LISTED ENTRIES:
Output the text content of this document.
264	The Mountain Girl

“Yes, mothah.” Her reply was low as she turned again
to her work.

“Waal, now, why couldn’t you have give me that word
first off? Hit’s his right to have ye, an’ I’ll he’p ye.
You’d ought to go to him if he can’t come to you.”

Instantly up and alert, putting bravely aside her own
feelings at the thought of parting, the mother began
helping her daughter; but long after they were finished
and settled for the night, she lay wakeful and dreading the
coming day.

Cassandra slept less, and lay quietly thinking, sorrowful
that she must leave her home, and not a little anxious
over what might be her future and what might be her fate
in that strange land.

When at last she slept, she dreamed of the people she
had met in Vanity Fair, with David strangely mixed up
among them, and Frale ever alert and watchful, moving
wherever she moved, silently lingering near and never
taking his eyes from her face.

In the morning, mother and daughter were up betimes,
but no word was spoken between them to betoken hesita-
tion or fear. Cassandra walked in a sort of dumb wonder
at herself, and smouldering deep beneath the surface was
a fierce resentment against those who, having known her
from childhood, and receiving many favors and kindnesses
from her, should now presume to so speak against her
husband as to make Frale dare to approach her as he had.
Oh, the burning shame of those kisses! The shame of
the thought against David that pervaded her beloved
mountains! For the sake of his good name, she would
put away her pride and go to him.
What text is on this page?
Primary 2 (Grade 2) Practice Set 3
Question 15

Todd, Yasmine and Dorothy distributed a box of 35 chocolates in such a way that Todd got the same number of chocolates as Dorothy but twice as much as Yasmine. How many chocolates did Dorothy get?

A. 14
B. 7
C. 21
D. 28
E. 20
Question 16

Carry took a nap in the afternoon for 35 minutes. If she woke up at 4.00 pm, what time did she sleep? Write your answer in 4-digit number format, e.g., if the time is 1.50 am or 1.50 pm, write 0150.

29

EXERCISE INSTRUCTIONS:
Copy every record exactly, with nothing added or dropped.

SOLUTION:
Output the text content of this document.
264	The Mountain Girl

“Yes, mothah.” Her reply was low as she turned again
to her work.

“Waal, now, why couldn’t you have give me that word
first off? Hit’s his right to have ye, an’ I’ll he’p ye.
You’d ought to go to him if he can’t come to you.”

Instantly up and alert, putting bravely aside her own
feelings at the thought of parting, the mother began
helping her daughter; but long after they were finished
and settled for the night, she lay wakeful and dreading the
coming day.

Cassandra slept less, and lay quietly thinking, sorrowful
that she must leave her home, and not a little anxious
over what might be her future and what might be her fate
in that strange land.

When at last she slept, she dreamed of the people she
had met in Vanity Fair, with David strangely mixed up
among them, and Frale ever alert and watchful, moving
wherever she moved, silently lingering near and never
taking his eyes from her face.

In the morning, mother and daughter were up betimes,
but no word was spoken between them to betoken hesita-
tion or fear. Cassandra walked in a sort of dumb wonder
at herself, and smouldering deep beneath the surface was
a fierce resentment against those who, having known her
from childhood, and receiving many favors and kindnesses
from her, should now presume to so speak against her
husband as to make Frale dare to approach her as he had.
Oh, the burning shame of those kisses! The shame of
the thought against David that pervaded her beloved
mountains! For the sake of his good name, she would
put away her pride and go to him.
What text is on this page?
Primary 2 (Grade 2) Practice Set 3
Question 15

Todd, Yasmine and Dorothy distributed a box of 35 chocolates in such a way that Todd got the same number of chocolates as Dorothy but twice as much as Yasmine. How many chocolates did Dorothy get?

A. 14
B. 7
C. 21
D. 28
E. 20
Question 16

Carry took a nap in the afternoon for 35 minutes. If she woke up at 4.00 pm, what time did she sleep? Write your answer in 4-digit number format, e.g., if the time is 1.50 am or 1.50 pm, write 0150.

29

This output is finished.